Pull out every line with the word "Ctrl".

━━ INPUT RECORDS

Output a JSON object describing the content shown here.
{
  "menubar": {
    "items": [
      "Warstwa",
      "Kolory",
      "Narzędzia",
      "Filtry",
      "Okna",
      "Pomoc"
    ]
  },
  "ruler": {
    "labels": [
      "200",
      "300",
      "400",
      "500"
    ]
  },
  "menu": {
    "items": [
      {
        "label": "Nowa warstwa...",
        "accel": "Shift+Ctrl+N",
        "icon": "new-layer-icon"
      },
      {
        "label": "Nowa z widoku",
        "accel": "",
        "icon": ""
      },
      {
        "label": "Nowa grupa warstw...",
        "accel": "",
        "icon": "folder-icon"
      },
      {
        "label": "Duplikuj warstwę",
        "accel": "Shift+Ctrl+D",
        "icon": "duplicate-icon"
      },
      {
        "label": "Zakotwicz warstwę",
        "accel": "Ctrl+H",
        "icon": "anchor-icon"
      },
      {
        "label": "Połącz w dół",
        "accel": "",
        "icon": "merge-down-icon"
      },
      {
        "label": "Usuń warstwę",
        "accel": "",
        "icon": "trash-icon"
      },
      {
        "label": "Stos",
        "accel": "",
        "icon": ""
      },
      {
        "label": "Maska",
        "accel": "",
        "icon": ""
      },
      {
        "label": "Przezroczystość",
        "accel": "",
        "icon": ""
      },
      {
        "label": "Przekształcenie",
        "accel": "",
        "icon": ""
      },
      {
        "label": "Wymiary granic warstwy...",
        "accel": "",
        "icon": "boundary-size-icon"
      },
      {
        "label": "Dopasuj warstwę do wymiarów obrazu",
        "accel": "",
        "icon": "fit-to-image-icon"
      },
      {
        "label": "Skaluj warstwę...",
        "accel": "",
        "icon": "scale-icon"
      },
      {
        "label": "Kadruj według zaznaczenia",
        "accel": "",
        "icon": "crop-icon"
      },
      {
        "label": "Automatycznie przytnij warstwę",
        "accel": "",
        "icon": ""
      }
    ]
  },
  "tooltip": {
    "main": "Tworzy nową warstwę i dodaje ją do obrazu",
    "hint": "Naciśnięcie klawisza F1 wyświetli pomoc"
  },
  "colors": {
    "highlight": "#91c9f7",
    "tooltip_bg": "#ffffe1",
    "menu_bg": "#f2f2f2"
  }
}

━━━━

**ANSWER TO THE EXERCISE:**
        "accel": "Shift+Ctrl+N",
        "accel": "Shift+Ctrl+D",
        "accel": "Ctrl+H",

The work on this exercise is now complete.